▸ **PROBLEM TO WORK ON**:
Count how many lines have the word "JSON" in them. Reply with that number by itself.

Figure content listings
··········

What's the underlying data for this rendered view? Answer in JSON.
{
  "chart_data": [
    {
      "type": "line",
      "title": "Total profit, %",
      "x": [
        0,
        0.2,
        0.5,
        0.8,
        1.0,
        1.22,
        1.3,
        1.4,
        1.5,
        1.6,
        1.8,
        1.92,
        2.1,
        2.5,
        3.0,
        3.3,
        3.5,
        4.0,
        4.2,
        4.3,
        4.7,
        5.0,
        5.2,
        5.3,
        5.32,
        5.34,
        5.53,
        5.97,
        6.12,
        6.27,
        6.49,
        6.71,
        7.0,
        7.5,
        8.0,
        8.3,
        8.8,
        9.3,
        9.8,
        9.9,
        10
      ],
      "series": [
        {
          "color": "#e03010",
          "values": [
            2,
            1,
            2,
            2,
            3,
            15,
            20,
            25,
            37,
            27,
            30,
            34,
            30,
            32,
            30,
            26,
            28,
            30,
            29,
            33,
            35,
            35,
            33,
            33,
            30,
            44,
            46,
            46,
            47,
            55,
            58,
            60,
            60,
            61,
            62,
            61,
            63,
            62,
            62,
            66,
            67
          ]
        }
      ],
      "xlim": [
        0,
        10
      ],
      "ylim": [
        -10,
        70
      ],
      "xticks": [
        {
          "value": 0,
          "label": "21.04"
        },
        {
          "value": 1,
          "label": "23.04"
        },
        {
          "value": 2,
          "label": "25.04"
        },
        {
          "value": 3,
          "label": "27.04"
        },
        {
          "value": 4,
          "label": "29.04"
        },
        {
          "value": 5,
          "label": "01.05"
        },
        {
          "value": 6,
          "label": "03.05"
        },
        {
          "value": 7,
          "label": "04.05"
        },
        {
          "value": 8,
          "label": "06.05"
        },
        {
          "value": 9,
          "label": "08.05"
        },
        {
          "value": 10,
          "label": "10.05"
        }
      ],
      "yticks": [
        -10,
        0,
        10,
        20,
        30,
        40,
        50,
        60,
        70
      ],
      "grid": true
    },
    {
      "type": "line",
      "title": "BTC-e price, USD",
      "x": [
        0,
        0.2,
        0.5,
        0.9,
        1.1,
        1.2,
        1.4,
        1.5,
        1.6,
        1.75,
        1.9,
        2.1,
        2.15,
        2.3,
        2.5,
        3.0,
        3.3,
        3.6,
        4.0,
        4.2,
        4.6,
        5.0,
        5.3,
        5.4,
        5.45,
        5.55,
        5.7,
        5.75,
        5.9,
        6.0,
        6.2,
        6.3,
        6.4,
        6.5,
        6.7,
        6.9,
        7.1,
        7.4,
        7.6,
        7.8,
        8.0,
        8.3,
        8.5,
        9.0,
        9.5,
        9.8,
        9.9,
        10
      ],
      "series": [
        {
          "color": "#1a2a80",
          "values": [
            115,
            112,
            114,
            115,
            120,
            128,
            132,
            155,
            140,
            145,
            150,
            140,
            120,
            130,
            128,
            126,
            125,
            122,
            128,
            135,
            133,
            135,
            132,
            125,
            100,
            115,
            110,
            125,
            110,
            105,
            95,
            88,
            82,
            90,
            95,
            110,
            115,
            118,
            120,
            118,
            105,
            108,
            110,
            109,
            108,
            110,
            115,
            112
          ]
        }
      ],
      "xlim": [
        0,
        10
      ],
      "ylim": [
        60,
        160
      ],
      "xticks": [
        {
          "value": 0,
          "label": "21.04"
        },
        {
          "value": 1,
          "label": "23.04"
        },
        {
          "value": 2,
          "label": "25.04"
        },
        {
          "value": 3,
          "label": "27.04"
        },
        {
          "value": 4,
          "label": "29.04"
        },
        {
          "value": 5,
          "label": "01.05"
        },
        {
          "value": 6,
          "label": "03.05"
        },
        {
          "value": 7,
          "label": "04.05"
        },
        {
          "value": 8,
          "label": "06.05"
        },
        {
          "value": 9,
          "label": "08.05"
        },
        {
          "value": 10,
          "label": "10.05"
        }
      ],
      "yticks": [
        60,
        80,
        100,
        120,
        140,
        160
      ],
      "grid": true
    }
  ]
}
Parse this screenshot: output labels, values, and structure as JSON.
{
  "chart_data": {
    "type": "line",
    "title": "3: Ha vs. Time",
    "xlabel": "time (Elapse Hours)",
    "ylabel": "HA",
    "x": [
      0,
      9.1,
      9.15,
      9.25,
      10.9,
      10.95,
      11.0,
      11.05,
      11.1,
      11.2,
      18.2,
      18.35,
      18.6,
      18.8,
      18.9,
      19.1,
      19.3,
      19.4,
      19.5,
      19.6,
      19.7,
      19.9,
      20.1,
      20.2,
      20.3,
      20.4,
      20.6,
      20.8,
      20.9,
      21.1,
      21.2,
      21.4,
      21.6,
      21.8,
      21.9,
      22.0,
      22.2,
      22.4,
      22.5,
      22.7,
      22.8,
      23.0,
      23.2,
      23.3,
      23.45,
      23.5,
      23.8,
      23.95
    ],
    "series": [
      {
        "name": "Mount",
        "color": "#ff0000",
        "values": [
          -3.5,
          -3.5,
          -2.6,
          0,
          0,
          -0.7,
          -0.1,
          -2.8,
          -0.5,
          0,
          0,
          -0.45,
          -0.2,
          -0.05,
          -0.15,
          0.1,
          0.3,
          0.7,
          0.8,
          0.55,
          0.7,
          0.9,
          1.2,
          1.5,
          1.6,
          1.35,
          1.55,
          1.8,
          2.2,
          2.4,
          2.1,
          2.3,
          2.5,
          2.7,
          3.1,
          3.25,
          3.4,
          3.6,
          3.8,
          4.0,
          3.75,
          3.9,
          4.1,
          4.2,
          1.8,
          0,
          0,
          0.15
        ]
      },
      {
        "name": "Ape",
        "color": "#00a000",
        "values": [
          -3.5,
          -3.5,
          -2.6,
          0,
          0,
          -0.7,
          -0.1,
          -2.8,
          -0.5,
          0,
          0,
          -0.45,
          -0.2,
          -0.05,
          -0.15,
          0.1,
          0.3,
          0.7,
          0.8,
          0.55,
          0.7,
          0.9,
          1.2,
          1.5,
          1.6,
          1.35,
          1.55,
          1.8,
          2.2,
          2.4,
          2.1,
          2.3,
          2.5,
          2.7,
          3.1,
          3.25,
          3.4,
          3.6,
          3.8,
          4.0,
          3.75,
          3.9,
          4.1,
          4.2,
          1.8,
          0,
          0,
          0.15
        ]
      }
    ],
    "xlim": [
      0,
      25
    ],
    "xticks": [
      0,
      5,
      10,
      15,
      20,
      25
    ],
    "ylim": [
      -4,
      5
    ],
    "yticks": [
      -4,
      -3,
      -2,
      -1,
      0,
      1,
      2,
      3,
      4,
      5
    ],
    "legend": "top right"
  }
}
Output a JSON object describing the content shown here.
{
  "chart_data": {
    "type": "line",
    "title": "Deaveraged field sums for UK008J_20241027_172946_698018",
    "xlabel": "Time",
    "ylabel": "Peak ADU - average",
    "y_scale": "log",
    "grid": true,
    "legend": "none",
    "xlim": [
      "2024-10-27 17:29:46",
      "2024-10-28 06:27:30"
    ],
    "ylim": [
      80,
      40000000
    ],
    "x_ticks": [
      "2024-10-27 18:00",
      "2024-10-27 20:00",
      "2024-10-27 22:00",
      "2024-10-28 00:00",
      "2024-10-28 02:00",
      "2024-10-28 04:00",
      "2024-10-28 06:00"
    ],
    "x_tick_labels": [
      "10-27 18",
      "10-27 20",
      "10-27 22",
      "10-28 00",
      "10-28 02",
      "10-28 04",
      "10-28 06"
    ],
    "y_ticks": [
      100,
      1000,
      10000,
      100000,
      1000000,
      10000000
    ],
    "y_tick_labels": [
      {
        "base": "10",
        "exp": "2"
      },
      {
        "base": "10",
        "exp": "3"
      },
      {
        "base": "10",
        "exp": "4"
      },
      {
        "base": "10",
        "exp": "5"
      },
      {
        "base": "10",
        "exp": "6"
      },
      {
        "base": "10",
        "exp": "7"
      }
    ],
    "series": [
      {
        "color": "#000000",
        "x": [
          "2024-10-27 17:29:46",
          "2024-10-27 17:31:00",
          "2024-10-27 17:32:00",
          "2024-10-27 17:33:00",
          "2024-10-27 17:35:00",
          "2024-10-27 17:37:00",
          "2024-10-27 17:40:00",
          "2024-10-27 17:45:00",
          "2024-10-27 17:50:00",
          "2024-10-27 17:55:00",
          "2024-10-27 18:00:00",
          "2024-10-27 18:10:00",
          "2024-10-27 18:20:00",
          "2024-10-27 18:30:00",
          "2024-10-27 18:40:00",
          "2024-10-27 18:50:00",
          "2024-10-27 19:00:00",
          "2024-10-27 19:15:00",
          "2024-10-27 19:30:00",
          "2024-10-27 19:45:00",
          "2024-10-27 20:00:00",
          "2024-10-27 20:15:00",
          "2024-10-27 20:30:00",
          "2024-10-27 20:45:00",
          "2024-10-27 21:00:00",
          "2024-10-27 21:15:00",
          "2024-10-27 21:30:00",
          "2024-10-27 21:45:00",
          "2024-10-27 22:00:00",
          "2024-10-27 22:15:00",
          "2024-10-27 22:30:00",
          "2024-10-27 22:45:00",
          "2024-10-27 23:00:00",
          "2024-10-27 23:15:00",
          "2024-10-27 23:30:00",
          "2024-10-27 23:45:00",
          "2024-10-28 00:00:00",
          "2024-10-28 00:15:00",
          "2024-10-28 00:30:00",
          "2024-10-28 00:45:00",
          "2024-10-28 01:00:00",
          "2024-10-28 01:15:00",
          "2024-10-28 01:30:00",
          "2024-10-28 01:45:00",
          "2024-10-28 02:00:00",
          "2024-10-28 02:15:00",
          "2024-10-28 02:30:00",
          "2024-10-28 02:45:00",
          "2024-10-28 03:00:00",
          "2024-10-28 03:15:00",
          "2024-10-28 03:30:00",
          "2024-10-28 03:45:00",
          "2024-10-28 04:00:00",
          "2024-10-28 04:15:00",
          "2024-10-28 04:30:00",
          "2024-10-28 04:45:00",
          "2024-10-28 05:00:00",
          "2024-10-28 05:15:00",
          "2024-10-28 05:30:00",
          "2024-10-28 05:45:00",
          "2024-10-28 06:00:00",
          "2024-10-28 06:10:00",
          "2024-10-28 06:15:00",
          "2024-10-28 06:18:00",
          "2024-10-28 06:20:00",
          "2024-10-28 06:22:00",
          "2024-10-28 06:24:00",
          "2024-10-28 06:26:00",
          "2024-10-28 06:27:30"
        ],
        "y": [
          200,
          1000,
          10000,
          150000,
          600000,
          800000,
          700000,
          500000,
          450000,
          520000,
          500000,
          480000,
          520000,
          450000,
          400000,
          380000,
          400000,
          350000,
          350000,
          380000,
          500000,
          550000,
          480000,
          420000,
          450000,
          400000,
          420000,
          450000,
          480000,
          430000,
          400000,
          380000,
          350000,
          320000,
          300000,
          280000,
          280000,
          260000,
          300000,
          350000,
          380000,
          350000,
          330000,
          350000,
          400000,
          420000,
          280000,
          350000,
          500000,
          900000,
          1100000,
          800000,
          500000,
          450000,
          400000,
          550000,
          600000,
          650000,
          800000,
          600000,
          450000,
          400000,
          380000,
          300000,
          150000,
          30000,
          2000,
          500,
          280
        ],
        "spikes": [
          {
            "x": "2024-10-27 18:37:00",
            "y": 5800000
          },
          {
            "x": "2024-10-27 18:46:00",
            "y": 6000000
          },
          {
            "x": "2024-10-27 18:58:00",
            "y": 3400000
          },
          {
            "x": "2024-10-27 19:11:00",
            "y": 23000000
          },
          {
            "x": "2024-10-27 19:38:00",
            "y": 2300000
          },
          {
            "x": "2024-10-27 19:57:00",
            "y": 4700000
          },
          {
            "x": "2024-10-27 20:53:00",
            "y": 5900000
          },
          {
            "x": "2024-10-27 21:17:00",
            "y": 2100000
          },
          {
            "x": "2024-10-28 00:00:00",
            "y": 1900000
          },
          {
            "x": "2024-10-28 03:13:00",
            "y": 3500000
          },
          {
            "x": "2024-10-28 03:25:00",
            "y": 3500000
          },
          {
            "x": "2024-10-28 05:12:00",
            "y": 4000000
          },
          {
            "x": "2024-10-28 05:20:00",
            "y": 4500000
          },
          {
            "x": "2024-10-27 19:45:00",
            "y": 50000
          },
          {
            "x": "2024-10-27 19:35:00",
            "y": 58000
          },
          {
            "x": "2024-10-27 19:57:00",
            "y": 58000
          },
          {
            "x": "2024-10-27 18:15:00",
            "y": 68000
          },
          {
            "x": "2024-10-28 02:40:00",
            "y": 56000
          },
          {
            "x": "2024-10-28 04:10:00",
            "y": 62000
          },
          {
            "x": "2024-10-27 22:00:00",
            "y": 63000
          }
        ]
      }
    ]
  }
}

··········

▸ **COMPLETED TASK**:
3